• _SOURCE DATA_
● ● ● ●

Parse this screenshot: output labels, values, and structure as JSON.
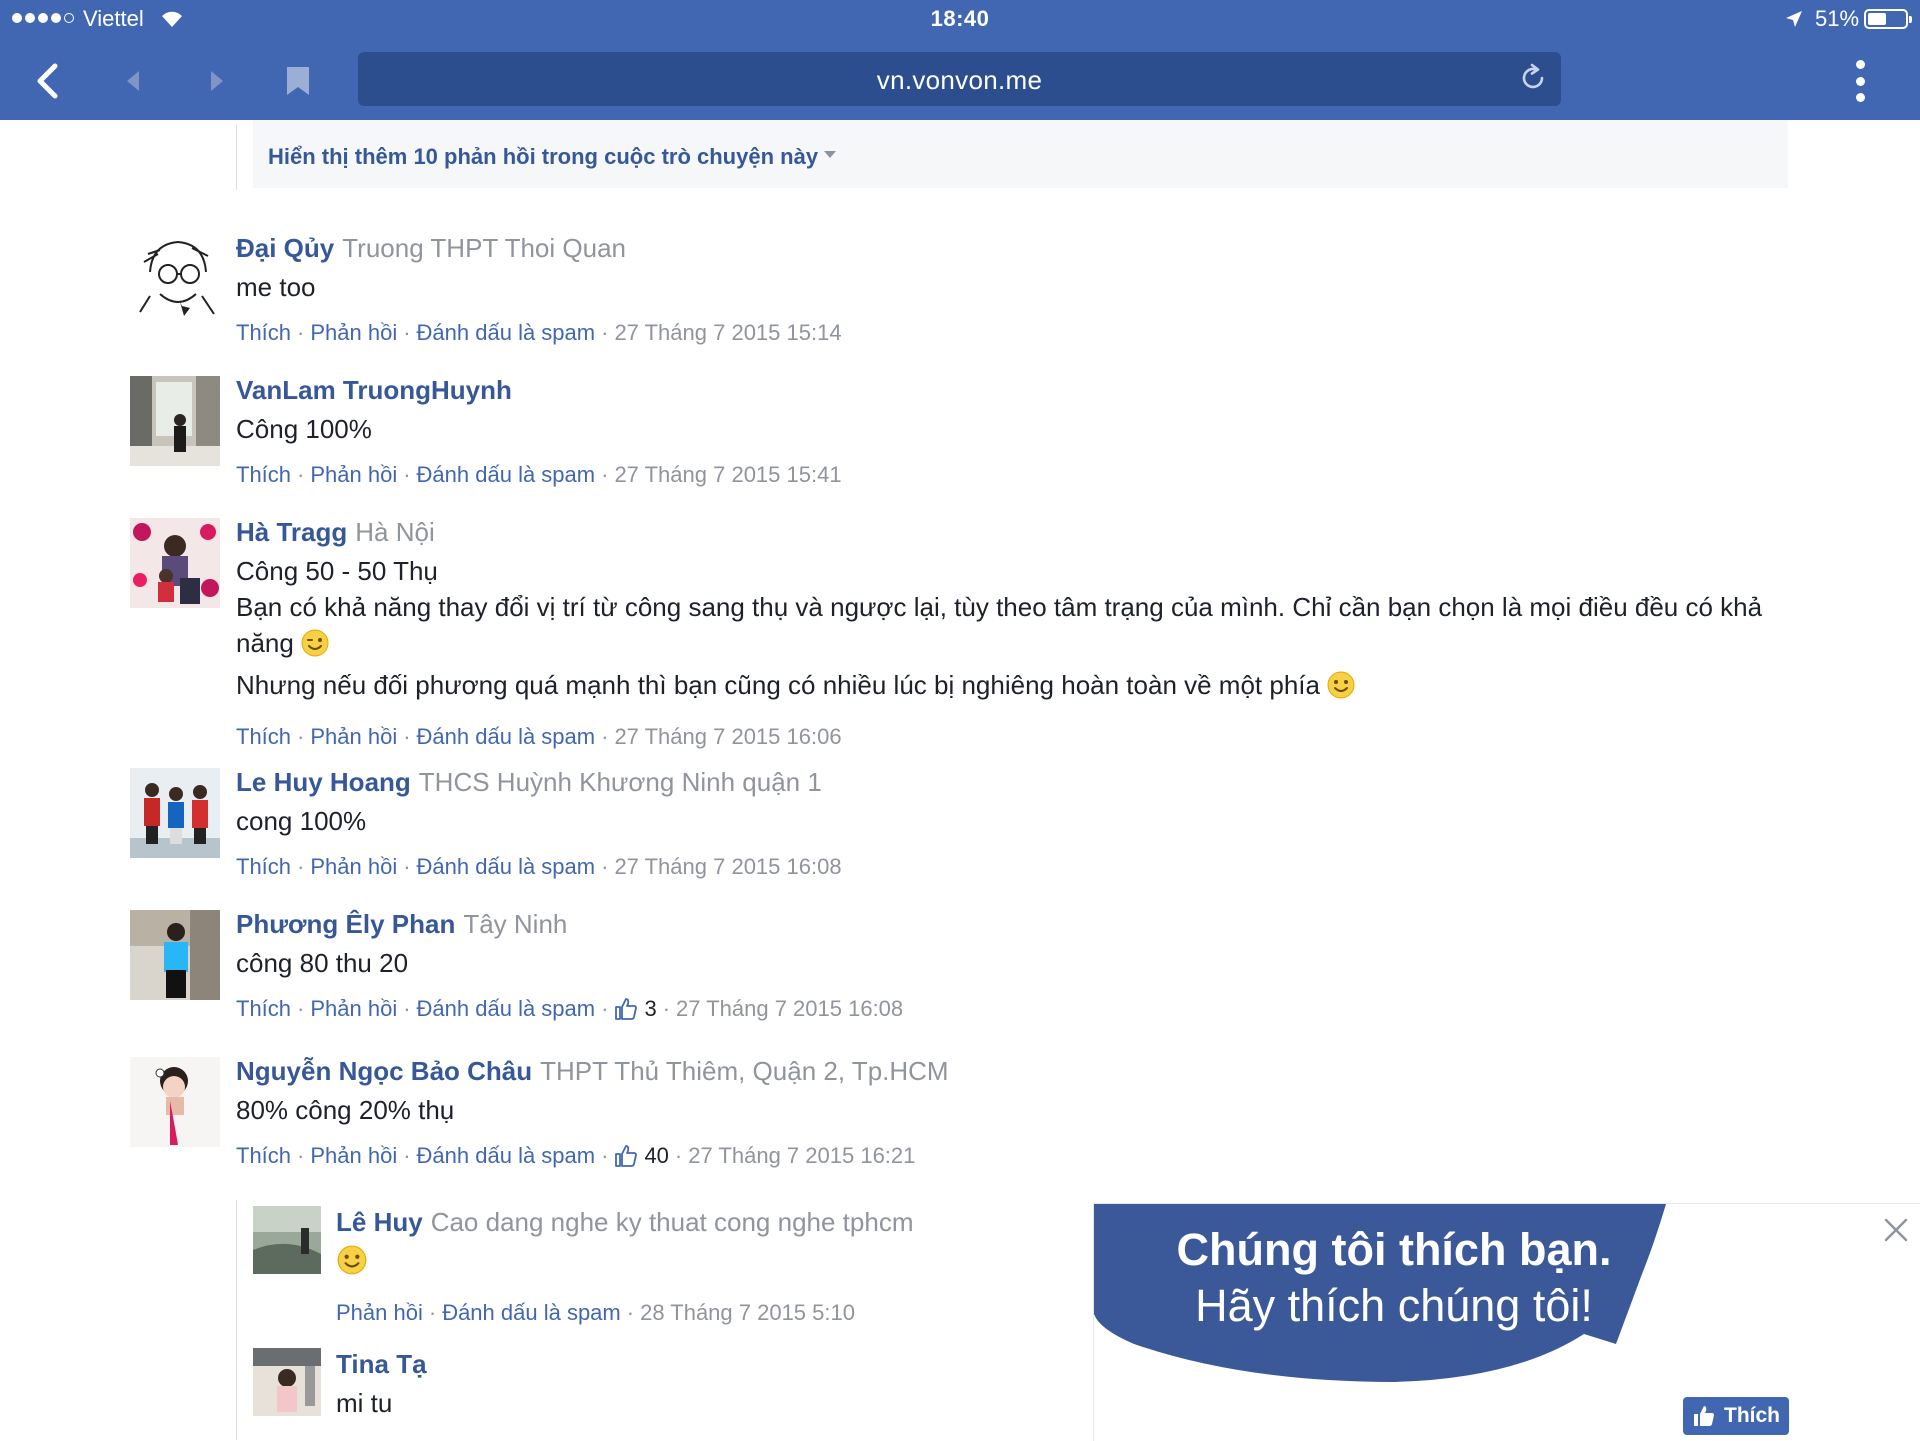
{
  "status_bar": {
    "carrier": "Viettel",
    "time": "18:40",
    "battery_percent": "51%",
    "battery_level": 0.51
  },
  "browser": {
    "url": "vn.vonvon.me"
  },
  "more_replies_link": "Hiển thị thêm 10 phản hồi trong cuộc trò chuyện này",
  "actions": {
    "like": "Thích",
    "reply": "Phản hồi",
    "mark_spam": "Đánh dấu là spam"
  },
  "comments": [
    {
      "author": "Đại Qủy",
      "affiliation": "Truong THPT Thoi Quan",
      "lines": [
        "me too"
      ],
      "likes": null,
      "timestamp": "27 Tháng 7 2015 15:14"
    },
    {
      "author": "VanLam TruongHuynh",
      "affiliation": "",
      "lines": [
        "Công 100%"
      ],
      "likes": null,
      "timestamp": "27 Tháng 7 2015 15:41"
    },
    {
      "author": "Hà Tragg",
      "affiliation": "Hà Nội",
      "lines": [
        "Công 50 - 50 Thụ",
        "Bạn có khả năng thay đổi vị trí từ công sang thụ và ngược lại, tùy theo tâm trạng của mình. Chỉ cần bạn chọn là mọi điều đều có khả",
        "năng",
        "Nhưng nếu đối phương quá mạnh thì bạn cũng có nhiều lúc bị nghiêng hoàn toàn về một phía"
      ],
      "likes": null,
      "timestamp": "27 Tháng 7 2015 16:06"
    },
    {
      "author": "Le Huy Hoang",
      "affiliation": "THCS Huỳnh Khương Ninh quận 1",
      "lines": [
        "cong 100%"
      ],
      "likes": null,
      "timestamp": "27 Tháng 7 2015 16:08"
    },
    {
      "author": "Phương Êly Phan",
      "affiliation": "Tây Ninh",
      "lines": [
        "công 80 thu 20"
      ],
      "likes": "3",
      "timestamp": "27 Tháng 7 2015 16:08"
    },
    {
      "author": "Nguyễn Ngọc Bảo Châu",
      "affiliation": "THPT Thủ Thiêm, Quận 2, Tp.HCM",
      "lines": [
        "80% công 20% thụ"
      ],
      "likes": "40",
      "timestamp": "27 Tháng 7 2015 16:21"
    }
  ],
  "replies": [
    {
      "author": "Lê Huy",
      "affiliation": "Cao dang nghe ky thuat cong nghe tphcm",
      "timestamp": "28 Tháng 7 2015 5:10"
    },
    {
      "author": "Tina Tạ",
      "affiliation": "",
      "lines": [
        "mi tu"
      ]
    }
  ],
  "like_banner": {
    "line1": "Chúng tôi thích bạn.",
    "line2": "Hãy thích chúng tôi!",
    "button": "Thích",
    "accent": "#3b5998"
  },
  "colors": {
    "chrome": "#4267b2",
    "link": "#365899",
    "meta": "#90949c"
  }
}
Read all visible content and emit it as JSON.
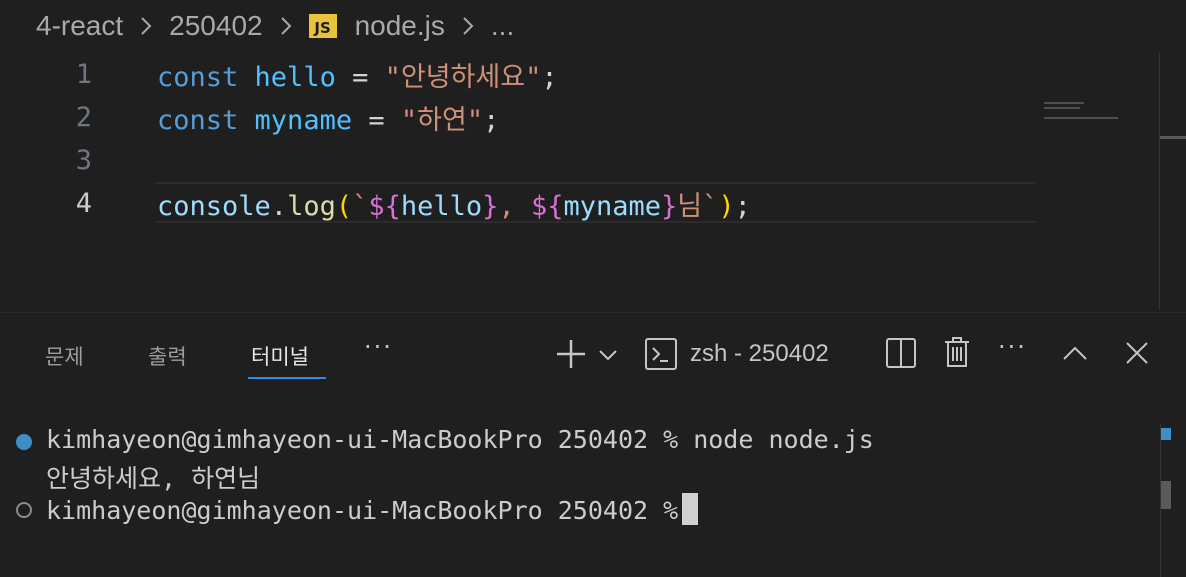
{
  "breadcrumb": {
    "items": [
      "4-react",
      "250402",
      "node.js",
      "..."
    ],
    "js_badge": "JS"
  },
  "editor": {
    "line_numbers": [
      "1",
      "2",
      "3",
      "4"
    ],
    "line1": {
      "kw": "const",
      "var": "hello",
      "op": "=",
      "str": "\"안녕하세요\"",
      "end": ";"
    },
    "line2": {
      "kw": "const",
      "var": "myname",
      "op": "=",
      "str": "\"하연\"",
      "end": ";"
    },
    "line4": {
      "obj": "console",
      "dot": ".",
      "fn": "log",
      "open": "(",
      "tick1": "`",
      "d1": "${",
      "v1": "hello",
      "c1": "}",
      "sep": ", ",
      "d2": "${",
      "v2": "myname",
      "c2": "}",
      "suffix": "님",
      "tick2": "`",
      "close": ")",
      "end": ";"
    }
  },
  "panel": {
    "tabs": [
      "문제",
      "출력",
      "터미널"
    ],
    "active_tab": "터미널",
    "more": "···",
    "terminal_name": "zsh - 250402"
  },
  "terminal": {
    "line1": "kimhayeon@gimhayeon-ui-MacBookPro 250402 % node node.js",
    "line2": "안녕하세요, 하연님",
    "line3": "kimhayeon@gimhayeon-ui-MacBookPro 250402 %"
  },
  "colors": {
    "accent": "#2f8ae0",
    "js_badge": "#e8c33b",
    "background": "#1f1f1f"
  }
}
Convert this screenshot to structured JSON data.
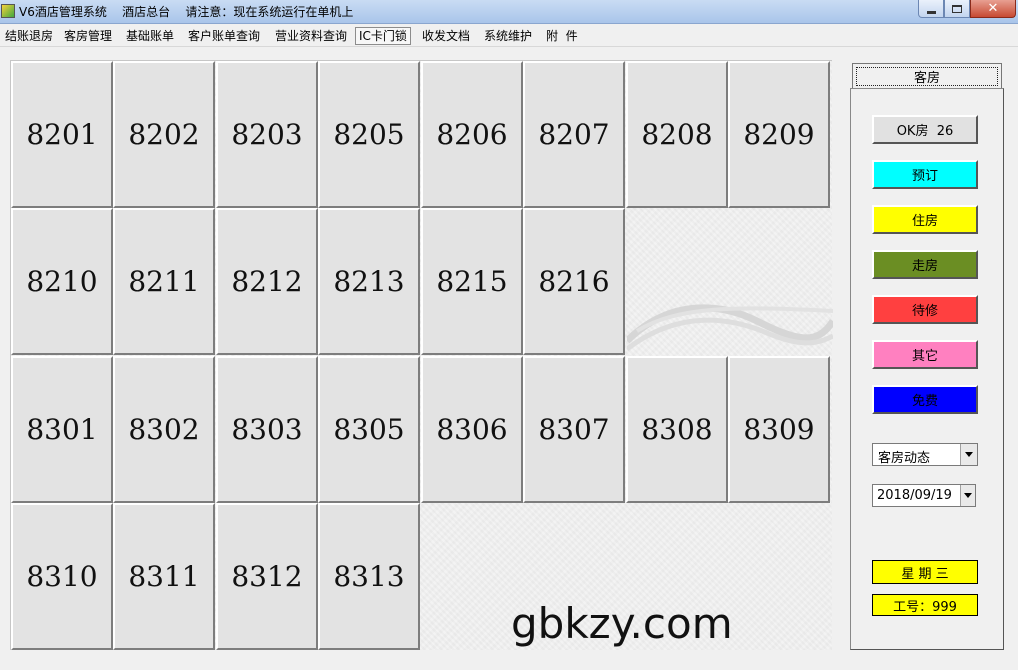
{
  "window": {
    "title": "V6酒店管理系统    酒店总台    请注意：现在系统运行在单机上"
  },
  "menu": {
    "items": [
      {
        "label": "结账退房"
      },
      {
        "label": "客房管理"
      },
      {
        "label": "基础账单"
      },
      {
        "label": "客户账单查询"
      },
      {
        "label": "营业资料查询"
      },
      {
        "label": "IC卡门锁"
      },
      {
        "label": "收发文档"
      },
      {
        "label": "系统维护"
      },
      {
        "label": "附  件"
      }
    ]
  },
  "rooms": [
    {
      "number": "8201"
    },
    {
      "number": "8202"
    },
    {
      "number": "8203"
    },
    {
      "number": "8205"
    },
    {
      "number": "8206"
    },
    {
      "number": "8207"
    },
    {
      "number": "8208"
    },
    {
      "number": "8209"
    },
    {
      "number": "8210"
    },
    {
      "number": "8211"
    },
    {
      "number": "8212"
    },
    {
      "number": "8213"
    },
    {
      "number": "8215"
    },
    {
      "number": "8216"
    },
    {
      "number": "8301"
    },
    {
      "number": "8302"
    },
    {
      "number": "8303"
    },
    {
      "number": "8305"
    },
    {
      "number": "8306"
    },
    {
      "number": "8307"
    },
    {
      "number": "8308"
    },
    {
      "number": "8309"
    },
    {
      "number": "8310"
    },
    {
      "number": "8311"
    },
    {
      "number": "8312"
    },
    {
      "number": "8313"
    }
  ],
  "watermark": "gbkzy.com",
  "side": {
    "tab_label": "客房",
    "legend": [
      {
        "label": "OK房  26",
        "color": "#e1e1e1"
      },
      {
        "label": "预订",
        "color": "#00ffff"
      },
      {
        "label": "住房",
        "color": "#ffff00"
      },
      {
        "label": "走房",
        "color": "#6b8e23"
      },
      {
        "label": "待修",
        "color": "#ff4040"
      },
      {
        "label": "其它",
        "color": "#ff80c0"
      },
      {
        "label": "免费",
        "color": "#0000ff"
      }
    ],
    "view_select": "客房动态",
    "date_select": "2018/09/19",
    "weekday": "星 期 三",
    "employee": "工号：999"
  }
}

● ● ● ●

In the listing, how many lines hold "node"? Answer with a bare number.

• _TASK RESULT_
2